**Directive**
Provide the records once more, identical to the original.

**Dataset excerpts**
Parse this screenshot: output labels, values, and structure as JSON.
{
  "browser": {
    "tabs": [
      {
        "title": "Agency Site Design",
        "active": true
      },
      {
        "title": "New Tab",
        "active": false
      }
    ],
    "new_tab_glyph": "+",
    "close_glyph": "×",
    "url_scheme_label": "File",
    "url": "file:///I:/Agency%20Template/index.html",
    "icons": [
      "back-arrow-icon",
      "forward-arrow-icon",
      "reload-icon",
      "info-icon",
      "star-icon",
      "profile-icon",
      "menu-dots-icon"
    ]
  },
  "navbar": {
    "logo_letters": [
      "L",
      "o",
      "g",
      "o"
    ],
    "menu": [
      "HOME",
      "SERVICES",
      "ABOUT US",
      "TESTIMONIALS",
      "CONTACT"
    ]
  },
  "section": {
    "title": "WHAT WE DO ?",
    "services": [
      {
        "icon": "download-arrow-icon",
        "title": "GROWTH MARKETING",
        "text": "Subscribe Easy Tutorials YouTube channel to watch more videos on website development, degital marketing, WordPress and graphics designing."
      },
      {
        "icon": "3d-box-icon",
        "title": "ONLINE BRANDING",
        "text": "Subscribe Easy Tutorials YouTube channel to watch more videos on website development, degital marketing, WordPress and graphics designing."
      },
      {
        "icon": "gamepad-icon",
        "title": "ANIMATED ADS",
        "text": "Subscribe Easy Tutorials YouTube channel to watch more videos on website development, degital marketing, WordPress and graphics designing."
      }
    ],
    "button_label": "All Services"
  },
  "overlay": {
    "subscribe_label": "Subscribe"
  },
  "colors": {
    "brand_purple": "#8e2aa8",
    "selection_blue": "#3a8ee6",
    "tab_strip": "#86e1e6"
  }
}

**The completed task**
Parse this screenshot: output labels, values, and structure as JSON.
{
  "browser": {
    "tabs": [
      {
        "title": "Agency Site Design",
        "active": true
      },
      {
        "title": "New Tab",
        "active": false
      }
    ],
    "new_tab_glyph": "+",
    "close_glyph": "×",
    "url_scheme_label": "File",
    "url": "file:///I:/Agency%20Template/index.html",
    "icons": [
      "back-arrow-icon",
      "forward-arrow-icon",
      "reload-icon",
      "info-icon",
      "star-icon",
      "profile-icon",
      "menu-dots-icon"
    ]
  },
  "navbar": {
    "logo_letters": [
      "L",
      "o",
      "g",
      "o"
    ],
    "menu": [
      "HOME",
      "SERVICES",
      "ABOUT US",
      "TESTIMONIALS",
      "CONTACT"
    ]
  },
  "section": {
    "title": "WHAT WE DO ?",
    "services": [
      {
        "icon": "download-arrow-icon",
        "title": "GROWTH MARKETING",
        "text": "Subscribe Easy Tutorials YouTube channel to watch more videos on website development, degital marketing, WordPress and graphics designing."
      },
      {
        "icon": "3d-box-icon",
        "title": "ONLINE BRANDING",
        "text": "Subscribe Easy Tutorials YouTube channel to watch more videos on website development, degital marketing, WordPress and graphics designing."
      },
      {
        "icon": "gamepad-icon",
        "title": "ANIMATED ADS",
        "text": "Subscribe Easy Tutorials YouTube channel to watch more videos on website development, degital marketing, WordPress and graphics designing."
      }
    ],
    "button_label": "All Services"
  },
  "overlay": {
    "subscribe_label": "Subscribe"
  },
  "colors": {
    "brand_purple": "#8e2aa8",
    "selection_blue": "#3a8ee6",
    "tab_strip": "#86e1e6"
  }
}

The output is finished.